Print all of the lines exactly. Any picture among them stays out.

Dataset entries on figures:
——————
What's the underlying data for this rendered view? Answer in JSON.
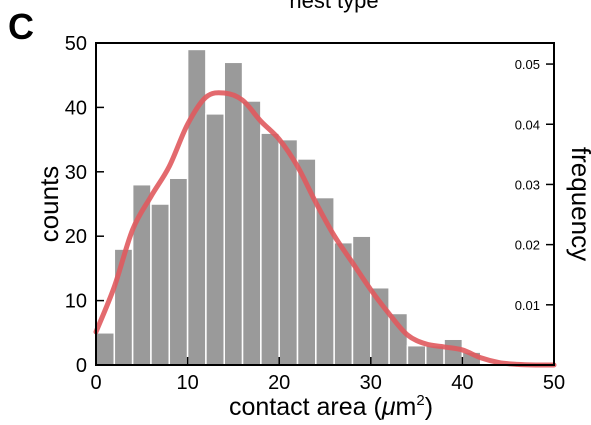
{
  "panel_label": "C",
  "top_caption": "nest type",
  "chart_data": {
    "type": "bar",
    "title": "",
    "xlabel_prefix": "contact area (",
    "xlabel_mu": "μ",
    "xlabel_unit": "m",
    "xlabel_sup": "2",
    "xlabel_suffix": ")",
    "ylabel": "counts",
    "y2label": "frequency",
    "xlim": [
      0,
      50
    ],
    "ylim": [
      0,
      50
    ],
    "y2lim": [
      0,
      0.0535
    ],
    "xticks": [
      0,
      10,
      20,
      30,
      40,
      50
    ],
    "yticks": [
      0,
      10,
      20,
      30,
      40,
      50
    ],
    "y2ticks": [
      "0.01",
      "0.02",
      "0.03",
      "0.04",
      "0.05"
    ],
    "bin_width": 2,
    "bins": [
      {
        "x0": 0,
        "value": 5
      },
      {
        "x0": 2,
        "value": 18
      },
      {
        "x0": 4,
        "value": 28
      },
      {
        "x0": 6,
        "value": 25
      },
      {
        "x0": 8,
        "value": 29
      },
      {
        "x0": 10,
        "value": 49
      },
      {
        "x0": 12,
        "value": 39
      },
      {
        "x0": 14,
        "value": 47
      },
      {
        "x0": 16,
        "value": 41
      },
      {
        "x0": 18,
        "value": 36
      },
      {
        "x0": 20,
        "value": 35
      },
      {
        "x0": 22,
        "value": 32
      },
      {
        "x0": 24,
        "value": 26
      },
      {
        "x0": 26,
        "value": 19
      },
      {
        "x0": 28,
        "value": 20
      },
      {
        "x0": 30,
        "value": 12
      },
      {
        "x0": 32,
        "value": 8
      },
      {
        "x0": 34,
        "value": 3
      },
      {
        "x0": 36,
        "value": 3
      },
      {
        "x0": 38,
        "value": 4
      },
      {
        "x0": 40,
        "value": 2
      },
      {
        "x0": 42,
        "value": 0
      },
      {
        "x0": 44,
        "value": 0
      },
      {
        "x0": 46,
        "value": 0
      },
      {
        "x0": 48,
        "value": 0
      }
    ],
    "density_curve": {
      "axis": "frequency",
      "x": [
        0,
        2,
        4,
        6,
        8,
        10,
        12,
        14,
        16,
        18,
        20,
        22,
        24,
        26,
        28,
        30,
        32,
        34,
        36,
        38,
        40,
        42,
        44,
        46,
        48,
        50
      ],
      "y": [
        0.0055,
        0.013,
        0.0225,
        0.028,
        0.033,
        0.04,
        0.0445,
        0.0452,
        0.044,
        0.0405,
        0.0375,
        0.033,
        0.027,
        0.0215,
        0.017,
        0.0125,
        0.0085,
        0.005,
        0.0035,
        0.003,
        0.0025,
        0.0012,
        0.0004,
        0.0001,
        0.0,
        0.0
      ]
    },
    "colors": {
      "bars": "#9a9a9a",
      "bar_edges": "#ffffff",
      "curve": "#e05a5e",
      "axes": "#000000"
    },
    "grid": false
  }
}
——————
Task answer:
What's the underlying data for this rendered view? Answer in JSON.
{
  "panel_label": "C",
  "top_caption": "nest type",
  "chart_data": {
    "type": "bar",
    "title": "",
    "xlabel_prefix": "contact area (",
    "xlabel_mu": "μ",
    "xlabel_unit": "m",
    "xlabel_sup": "2",
    "xlabel_suffix": ")",
    "ylabel": "counts",
    "y2label": "frequency",
    "xlim": [
      0,
      50
    ],
    "ylim": [
      0,
      50
    ],
    "y2lim": [
      0,
      0.0535
    ],
    "xticks": [
      0,
      10,
      20,
      30,
      40,
      50
    ],
    "yticks": [
      0,
      10,
      20,
      30,
      40,
      50
    ],
    "y2ticks": [
      "0.01",
      "0.02",
      "0.03",
      "0.04",
      "0.05"
    ],
    "bin_width": 2,
    "bins": [
      {
        "x0": 0,
        "value": 5
      },
      {
        "x0": 2,
        "value": 18
      },
      {
        "x0": 4,
        "value": 28
      },
      {
        "x0": 6,
        "value": 25
      },
      {
        "x0": 8,
        "value": 29
      },
      {
        "x0": 10,
        "value": 49
      },
      {
        "x0": 12,
        "value": 39
      },
      {
        "x0": 14,
        "value": 47
      },
      {
        "x0": 16,
        "value": 41
      },
      {
        "x0": 18,
        "value": 36
      },
      {
        "x0": 20,
        "value": 35
      },
      {
        "x0": 22,
        "value": 32
      },
      {
        "x0": 24,
        "value": 26
      },
      {
        "x0": 26,
        "value": 19
      },
      {
        "x0": 28,
        "value": 20
      },
      {
        "x0": 30,
        "value": 12
      },
      {
        "x0": 32,
        "value": 8
      },
      {
        "x0": 34,
        "value": 3
      },
      {
        "x0": 36,
        "value": 3
      },
      {
        "x0": 38,
        "value": 4
      },
      {
        "x0": 40,
        "value": 2
      },
      {
        "x0": 42,
        "value": 0
      },
      {
        "x0": 44,
        "value": 0
      },
      {
        "x0": 46,
        "value": 0
      },
      {
        "x0": 48,
        "value": 0
      }
    ],
    "density_curve": {
      "axis": "frequency",
      "x": [
        0,
        2,
        4,
        6,
        8,
        10,
        12,
        14,
        16,
        18,
        20,
        22,
        24,
        26,
        28,
        30,
        32,
        34,
        36,
        38,
        40,
        42,
        44,
        46,
        48,
        50
      ],
      "y": [
        0.0055,
        0.013,
        0.0225,
        0.028,
        0.033,
        0.04,
        0.0445,
        0.0452,
        0.044,
        0.0405,
        0.0375,
        0.033,
        0.027,
        0.0215,
        0.017,
        0.0125,
        0.0085,
        0.005,
        0.0035,
        0.003,
        0.0025,
        0.0012,
        0.0004,
        0.0001,
        0.0,
        0.0
      ]
    },
    "colors": {
      "bars": "#9a9a9a",
      "bar_edges": "#ffffff",
      "curve": "#e05a5e",
      "axes": "#000000"
    },
    "grid": false
  }
}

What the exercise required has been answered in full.